Single by The Dummies
- B-side: "Miles Out to Sea"
- Released: 1 September 1980
- Length: 3:25
- Label: Cheapskate
- Songwriters: Jim Lea; Noddy Holder;
- Producer: Jim Lea

The Dummies singles chronology
| "When the Lights Are Out" (1979) | "Didn't You Use to Use to Be You?" (1980) | "Maybe Tonite" (1981) |

= Didn't You Use to Use to Be You? =

1980 song by the Dummies

"Didn't You Use to Use to Be You?" is a song written by Jim Lea and Noddy Holder of Slade, and recorded by the Dummies, a musical project of Lea's and his brother, Frank. It was released by Cheapskate Records as a single on 1 September 1980 and later appeared on the 1992 compilation album A Day in the Life of the Dummies.

==Background==
In 1979, Jim Lea and his brother Frank formed the Dummies at a time when the new releases from Lea's band Slade were facing chart failure and little interest from radio. Lea wanted to determine whether there was something wrong was his and Noddy Holder's songwriting or a general reluctance from DJs to play new Slade material. Lea recalled to Chris Charlesworth in 1984: "Slade were passé and couldn't get any radio play at all. I wanted to see whether I could get radio play on my own without people realising the Slade connection." The two brothers (later joined by Slade manager Chas Chandler) formed Cheapskate Records at the same time and the Dummies released their debut single, a cover of Slade's "When the Lights Are Out", in December 1979.

There were plans to release another Slade cover, "Nobody's Fool", as the next Dummies single, but this was scrapped in favour of releasing a new song penned by Lea and Holder specifically for the Dummies, "Didn't You Use to Use to Be You?". The song tells the story of Harry Higgins, a former pop star under the name Rocky Jones who is now a salesman. He continues to be recognised by people years later as a one-hit wonder and regrets how his time as a pop star proved to be short-lived. Lea came up with the music, the concept for the lyrics and the title, and Holder then wrote the lyrics based around Lea's idea. Frank Lea told the New Slade Fan Club in 1980, "I think the lyrics are some of the best that Nod has ever come up with, they're really good." The song featured Lea's wife Louise providing some of the lead vocals in the chorus.

==Release==
"Didn't You Use to Use to Be You?" was released by Cheapskate, with distribution by RCA Records, on 1 September 1980. It was originally scheduled for a 1 August 1980 release date, but this was postponed due to the climbing chart action by another single on the Cheapskate label, Sue Wilkinson's "You Gotta Be a Hustler If You Wanna Get On". The label and its distributor decided to postpone the Dummies release in order to fully concentrate on promoting Wilkinson's single. The picture sleeve for "Didn't You Use to Use to Be You?" featured a photograph taken by Mickey Legg of Jim Lea's daughter Bonny wearing sunglasses and headphones. The B-side was a cover of the Slade song "Miles Out to Sea".

* _Task data_
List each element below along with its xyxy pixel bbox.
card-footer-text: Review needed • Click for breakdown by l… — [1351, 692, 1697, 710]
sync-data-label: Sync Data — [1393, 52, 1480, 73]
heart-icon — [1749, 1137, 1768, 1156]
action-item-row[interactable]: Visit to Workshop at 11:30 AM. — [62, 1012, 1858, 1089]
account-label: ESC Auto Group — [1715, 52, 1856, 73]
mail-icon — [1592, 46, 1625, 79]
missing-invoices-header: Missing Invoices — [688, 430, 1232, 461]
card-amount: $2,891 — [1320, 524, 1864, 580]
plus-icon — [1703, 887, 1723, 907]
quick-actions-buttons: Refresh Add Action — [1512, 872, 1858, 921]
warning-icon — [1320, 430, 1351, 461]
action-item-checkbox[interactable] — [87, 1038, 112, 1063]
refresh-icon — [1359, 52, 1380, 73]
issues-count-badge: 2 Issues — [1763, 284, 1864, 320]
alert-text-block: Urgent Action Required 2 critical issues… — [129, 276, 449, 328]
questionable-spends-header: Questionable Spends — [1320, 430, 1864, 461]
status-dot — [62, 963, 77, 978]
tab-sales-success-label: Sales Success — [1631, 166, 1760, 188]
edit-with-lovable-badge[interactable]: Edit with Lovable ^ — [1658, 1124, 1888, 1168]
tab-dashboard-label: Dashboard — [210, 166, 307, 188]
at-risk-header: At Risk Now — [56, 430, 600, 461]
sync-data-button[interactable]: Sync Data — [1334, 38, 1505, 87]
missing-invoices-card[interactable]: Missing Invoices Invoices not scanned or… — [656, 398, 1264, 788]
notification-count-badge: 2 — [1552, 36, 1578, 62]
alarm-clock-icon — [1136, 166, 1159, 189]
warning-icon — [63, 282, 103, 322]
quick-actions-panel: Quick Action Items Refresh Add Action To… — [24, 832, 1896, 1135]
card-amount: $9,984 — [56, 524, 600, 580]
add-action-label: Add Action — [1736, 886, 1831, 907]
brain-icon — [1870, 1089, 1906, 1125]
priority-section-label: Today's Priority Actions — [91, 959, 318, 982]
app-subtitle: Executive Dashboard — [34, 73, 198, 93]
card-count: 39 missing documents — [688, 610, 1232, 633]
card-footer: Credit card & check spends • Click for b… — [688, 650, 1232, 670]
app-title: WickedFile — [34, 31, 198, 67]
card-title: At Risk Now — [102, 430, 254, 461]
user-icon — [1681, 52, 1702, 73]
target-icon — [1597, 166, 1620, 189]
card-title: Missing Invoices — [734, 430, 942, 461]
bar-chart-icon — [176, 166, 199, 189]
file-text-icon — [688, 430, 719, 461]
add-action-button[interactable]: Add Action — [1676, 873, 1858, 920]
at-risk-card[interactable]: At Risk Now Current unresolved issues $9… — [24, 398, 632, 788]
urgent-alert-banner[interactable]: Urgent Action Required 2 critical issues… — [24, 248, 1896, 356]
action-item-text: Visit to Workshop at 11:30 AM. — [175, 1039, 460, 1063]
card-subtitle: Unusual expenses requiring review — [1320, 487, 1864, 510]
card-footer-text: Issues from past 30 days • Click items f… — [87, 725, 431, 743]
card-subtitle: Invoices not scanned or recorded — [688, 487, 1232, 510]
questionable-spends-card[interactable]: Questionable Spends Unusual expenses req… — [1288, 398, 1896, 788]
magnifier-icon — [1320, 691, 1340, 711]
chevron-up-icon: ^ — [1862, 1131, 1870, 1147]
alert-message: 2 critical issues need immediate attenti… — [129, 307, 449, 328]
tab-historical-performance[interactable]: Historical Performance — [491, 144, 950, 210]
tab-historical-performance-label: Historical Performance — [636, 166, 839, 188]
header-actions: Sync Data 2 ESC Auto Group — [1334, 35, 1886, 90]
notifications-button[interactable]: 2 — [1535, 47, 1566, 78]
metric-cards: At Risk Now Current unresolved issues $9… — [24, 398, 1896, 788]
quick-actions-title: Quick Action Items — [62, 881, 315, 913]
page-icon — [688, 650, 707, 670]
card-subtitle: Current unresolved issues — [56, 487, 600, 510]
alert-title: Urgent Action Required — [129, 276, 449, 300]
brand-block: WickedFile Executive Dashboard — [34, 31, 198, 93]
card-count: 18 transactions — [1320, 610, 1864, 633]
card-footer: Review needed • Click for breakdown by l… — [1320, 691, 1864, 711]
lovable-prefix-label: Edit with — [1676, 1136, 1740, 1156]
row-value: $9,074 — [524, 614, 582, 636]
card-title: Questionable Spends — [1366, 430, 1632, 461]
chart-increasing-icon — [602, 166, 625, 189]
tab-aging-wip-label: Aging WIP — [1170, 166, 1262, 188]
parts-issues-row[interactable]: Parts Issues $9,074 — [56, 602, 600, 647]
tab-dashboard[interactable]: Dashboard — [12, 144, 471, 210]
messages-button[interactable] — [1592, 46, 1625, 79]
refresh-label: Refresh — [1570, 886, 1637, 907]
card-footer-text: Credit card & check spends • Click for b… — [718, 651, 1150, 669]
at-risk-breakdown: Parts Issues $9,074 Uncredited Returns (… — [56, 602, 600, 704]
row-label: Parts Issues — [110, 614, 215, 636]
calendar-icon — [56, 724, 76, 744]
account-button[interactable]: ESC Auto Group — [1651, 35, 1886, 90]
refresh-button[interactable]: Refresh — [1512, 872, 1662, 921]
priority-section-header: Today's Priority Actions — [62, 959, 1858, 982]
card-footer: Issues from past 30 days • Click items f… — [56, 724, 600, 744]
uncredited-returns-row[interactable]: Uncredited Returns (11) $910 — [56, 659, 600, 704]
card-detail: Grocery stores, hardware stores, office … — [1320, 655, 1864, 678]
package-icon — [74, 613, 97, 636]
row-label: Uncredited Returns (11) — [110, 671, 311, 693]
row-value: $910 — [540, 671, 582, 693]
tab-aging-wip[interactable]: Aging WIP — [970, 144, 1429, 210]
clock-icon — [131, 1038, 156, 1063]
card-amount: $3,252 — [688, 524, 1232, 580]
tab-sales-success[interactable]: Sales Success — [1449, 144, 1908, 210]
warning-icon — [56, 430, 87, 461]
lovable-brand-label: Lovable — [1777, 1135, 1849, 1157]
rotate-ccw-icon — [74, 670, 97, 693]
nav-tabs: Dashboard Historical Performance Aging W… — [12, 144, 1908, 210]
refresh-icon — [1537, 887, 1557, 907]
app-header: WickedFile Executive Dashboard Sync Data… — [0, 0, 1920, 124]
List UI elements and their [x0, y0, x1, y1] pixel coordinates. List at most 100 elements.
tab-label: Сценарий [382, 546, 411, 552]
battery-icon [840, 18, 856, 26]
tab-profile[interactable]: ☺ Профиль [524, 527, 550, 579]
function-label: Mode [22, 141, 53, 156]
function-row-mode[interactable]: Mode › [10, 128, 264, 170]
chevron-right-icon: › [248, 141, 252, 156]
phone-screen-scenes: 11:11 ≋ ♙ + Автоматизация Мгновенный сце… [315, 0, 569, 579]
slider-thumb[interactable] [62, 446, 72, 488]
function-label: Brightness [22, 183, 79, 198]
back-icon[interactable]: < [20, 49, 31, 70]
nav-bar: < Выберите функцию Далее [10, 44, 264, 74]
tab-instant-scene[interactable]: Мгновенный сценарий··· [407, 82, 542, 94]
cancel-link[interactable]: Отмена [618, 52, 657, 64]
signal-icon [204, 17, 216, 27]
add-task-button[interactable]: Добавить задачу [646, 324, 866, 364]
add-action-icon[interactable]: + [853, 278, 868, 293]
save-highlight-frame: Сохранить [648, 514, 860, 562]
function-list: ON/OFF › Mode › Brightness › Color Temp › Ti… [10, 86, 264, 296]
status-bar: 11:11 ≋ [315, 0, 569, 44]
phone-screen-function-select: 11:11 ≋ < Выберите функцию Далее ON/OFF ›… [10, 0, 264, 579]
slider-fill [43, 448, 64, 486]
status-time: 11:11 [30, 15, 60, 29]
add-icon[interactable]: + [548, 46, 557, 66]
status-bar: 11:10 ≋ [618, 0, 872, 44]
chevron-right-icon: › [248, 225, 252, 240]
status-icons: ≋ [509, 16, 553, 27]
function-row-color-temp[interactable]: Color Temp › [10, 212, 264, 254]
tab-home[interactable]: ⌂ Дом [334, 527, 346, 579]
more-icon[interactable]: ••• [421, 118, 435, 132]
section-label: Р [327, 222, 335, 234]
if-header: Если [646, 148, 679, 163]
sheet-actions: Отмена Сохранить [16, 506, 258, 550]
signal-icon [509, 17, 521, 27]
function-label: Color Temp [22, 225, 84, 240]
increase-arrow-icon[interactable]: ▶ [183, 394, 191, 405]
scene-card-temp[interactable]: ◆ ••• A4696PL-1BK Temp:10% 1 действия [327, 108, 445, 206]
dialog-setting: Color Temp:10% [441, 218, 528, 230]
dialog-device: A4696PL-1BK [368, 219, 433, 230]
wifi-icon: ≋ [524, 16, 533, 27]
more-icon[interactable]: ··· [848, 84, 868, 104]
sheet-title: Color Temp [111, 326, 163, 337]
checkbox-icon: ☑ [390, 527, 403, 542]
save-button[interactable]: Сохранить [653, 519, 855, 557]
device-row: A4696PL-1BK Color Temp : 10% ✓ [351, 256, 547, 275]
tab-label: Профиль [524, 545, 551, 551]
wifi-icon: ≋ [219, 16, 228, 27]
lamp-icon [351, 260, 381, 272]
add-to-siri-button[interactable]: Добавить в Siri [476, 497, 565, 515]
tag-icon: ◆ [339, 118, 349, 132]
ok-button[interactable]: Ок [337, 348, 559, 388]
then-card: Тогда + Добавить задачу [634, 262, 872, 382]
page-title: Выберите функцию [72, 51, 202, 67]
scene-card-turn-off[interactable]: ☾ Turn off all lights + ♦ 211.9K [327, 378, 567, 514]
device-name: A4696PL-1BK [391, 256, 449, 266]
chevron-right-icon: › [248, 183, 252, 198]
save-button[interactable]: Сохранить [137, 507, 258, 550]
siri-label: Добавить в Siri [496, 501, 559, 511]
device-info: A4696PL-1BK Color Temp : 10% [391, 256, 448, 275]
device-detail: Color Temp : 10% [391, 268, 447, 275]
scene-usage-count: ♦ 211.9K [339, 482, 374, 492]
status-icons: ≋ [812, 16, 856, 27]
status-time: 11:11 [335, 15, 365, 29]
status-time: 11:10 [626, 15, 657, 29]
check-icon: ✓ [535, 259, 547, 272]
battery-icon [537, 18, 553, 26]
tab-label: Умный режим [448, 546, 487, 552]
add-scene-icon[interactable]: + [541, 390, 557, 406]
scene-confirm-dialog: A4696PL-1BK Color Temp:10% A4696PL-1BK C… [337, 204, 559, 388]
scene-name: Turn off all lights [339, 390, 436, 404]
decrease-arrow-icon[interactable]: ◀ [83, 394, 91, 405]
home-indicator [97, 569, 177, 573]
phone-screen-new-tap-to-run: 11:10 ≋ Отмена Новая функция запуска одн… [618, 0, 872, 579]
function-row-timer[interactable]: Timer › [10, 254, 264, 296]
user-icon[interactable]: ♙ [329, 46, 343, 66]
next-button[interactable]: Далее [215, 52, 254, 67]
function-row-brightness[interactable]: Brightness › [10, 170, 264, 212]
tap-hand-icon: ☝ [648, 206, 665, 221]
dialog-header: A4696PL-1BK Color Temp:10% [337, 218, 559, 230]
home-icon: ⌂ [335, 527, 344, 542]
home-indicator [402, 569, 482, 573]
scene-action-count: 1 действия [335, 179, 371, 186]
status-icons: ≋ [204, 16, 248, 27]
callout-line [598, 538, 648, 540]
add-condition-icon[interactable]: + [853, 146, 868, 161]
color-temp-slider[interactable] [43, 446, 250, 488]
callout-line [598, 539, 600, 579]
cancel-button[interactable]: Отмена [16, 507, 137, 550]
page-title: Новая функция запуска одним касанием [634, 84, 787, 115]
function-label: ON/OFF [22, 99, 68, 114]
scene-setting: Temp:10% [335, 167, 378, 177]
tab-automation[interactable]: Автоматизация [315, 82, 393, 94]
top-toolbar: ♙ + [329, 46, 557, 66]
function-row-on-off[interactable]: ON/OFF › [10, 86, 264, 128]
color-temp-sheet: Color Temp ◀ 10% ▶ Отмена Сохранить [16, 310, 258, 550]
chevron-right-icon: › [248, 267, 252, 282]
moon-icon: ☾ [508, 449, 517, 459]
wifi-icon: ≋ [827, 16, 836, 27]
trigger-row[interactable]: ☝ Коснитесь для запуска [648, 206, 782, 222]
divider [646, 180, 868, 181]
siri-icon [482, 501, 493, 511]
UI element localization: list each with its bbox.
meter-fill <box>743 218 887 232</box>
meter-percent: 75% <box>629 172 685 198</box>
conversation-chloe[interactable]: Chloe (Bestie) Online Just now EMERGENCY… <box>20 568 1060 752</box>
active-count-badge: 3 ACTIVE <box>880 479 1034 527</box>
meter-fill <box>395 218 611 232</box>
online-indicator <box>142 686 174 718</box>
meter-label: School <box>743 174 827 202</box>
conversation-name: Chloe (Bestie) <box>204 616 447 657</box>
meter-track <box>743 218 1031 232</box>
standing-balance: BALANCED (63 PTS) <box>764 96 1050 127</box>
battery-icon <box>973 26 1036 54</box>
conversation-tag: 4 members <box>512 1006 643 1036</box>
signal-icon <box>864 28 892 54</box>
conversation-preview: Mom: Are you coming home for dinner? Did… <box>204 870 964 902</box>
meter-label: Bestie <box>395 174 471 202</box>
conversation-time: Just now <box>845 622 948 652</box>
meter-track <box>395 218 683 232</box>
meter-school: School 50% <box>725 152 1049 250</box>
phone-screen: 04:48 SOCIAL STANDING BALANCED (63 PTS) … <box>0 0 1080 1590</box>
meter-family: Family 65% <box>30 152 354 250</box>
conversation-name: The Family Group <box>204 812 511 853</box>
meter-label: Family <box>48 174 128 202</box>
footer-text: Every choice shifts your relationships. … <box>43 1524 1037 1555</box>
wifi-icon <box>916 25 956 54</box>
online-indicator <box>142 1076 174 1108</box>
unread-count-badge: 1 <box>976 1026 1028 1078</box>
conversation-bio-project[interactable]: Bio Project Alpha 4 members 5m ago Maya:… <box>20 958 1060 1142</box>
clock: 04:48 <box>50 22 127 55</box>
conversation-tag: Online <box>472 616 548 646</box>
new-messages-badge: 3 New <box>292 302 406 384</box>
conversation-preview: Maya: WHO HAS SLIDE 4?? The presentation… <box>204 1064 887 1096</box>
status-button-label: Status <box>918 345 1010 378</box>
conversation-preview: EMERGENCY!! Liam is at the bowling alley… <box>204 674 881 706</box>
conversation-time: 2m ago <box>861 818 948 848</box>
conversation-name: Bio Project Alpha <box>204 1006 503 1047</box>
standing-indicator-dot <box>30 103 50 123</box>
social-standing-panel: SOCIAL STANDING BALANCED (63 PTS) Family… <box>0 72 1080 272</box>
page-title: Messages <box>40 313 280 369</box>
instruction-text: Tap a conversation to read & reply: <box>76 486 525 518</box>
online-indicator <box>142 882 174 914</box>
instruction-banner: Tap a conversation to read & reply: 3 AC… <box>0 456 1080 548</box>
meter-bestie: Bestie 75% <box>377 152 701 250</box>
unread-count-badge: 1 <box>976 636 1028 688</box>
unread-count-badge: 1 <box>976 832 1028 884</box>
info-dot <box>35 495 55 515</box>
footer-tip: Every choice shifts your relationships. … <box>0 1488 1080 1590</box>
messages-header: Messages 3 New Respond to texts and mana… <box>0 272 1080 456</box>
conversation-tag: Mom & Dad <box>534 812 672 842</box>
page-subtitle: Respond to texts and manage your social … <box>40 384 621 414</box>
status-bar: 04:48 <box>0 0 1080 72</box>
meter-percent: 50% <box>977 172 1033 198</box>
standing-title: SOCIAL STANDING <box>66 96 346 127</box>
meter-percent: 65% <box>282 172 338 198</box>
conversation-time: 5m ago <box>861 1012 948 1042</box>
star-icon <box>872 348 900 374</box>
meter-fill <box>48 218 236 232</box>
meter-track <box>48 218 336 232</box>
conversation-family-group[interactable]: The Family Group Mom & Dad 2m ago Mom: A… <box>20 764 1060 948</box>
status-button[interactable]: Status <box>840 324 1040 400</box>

* _Written task A_
Rewrite the rows from their start through the line containing "alert-text-block: Urgent Action", replacing "heart-icon" with "favorite-icon" and keeping everything else the same.
* _Written task B_
Continue the article on the song "Didn't You Use to Use to Be You?" from its last sentence.
The rows are unrelated to the article about the Dummies single.

* _Exercise result A_
List each element below along with its xyxy pixel bbox.
card-footer-text: Review needed • Click for breakdown by l… — [1351, 692, 1697, 710]
sync-data-label: Sync Data — [1393, 52, 1480, 73]
favorite-icon — [1749, 1137, 1768, 1156]
action-item-row[interactable]: Visit to Workshop at 11:30 AM. — [62, 1012, 1858, 1089]
account-label: ESC Auto Group — [1715, 52, 1856, 73]
mail-icon — [1592, 46, 1625, 79]
missing-invoices-header: Missing Invoices — [688, 430, 1232, 461]
card-amount: $2,891 — [1320, 524, 1864, 580]
plus-icon — [1703, 887, 1723, 907]
quick-actions-buttons: Refresh Add Action — [1512, 872, 1858, 921]
warning-icon — [1320, 430, 1351, 461]
action-item-checkbox[interactable] — [87, 1038, 112, 1063]
refresh-icon — [1359, 52, 1380, 73]
issues-count-badge: 2 Issues — [1763, 284, 1864, 320]
alert-text-block: Urgent Action Required 2 critical issues… — [129, 276, 449, 328]

* _Exercise result B_
The song achieved A-list status on BBC Radio 1, thereby putting it in the station's 'featured 40', and was put on Radio Luxembourg's 'Bullets' list. It also achieved play on numerous Independent Local Radio stations, including Forth (hit pick), Beacon (C List), Swansea (A List), Mercia (B List), Pennine (B List), Thames Valley (B List), and Tees. Due to distribution issues, the single failed to make an appearance in the UK singles chart, but it did reach number 112 on Record Business magazine's Singles Chart in September 1980. Dave Robinson of Stiff Records subsequently offered to take the single on, but this did not come to fruition.

The song's success in achieving airplay restored faith in Lea and Holder's songwriting abilities. Holder told the Slade Fan Club in 1980, "The record got lots of radio play, so we knew that we could still write songs that would get played on the radio. We now knew that our songs were strong. Then it was a case of thinking, 'Where do Slade go from here?'"

In April 1982, Frank Lea reissued the single under his independent record label Speed Records. The song was renamed "One Hit Wonder" and the artist name was changed from the Dummies to the China Dolls.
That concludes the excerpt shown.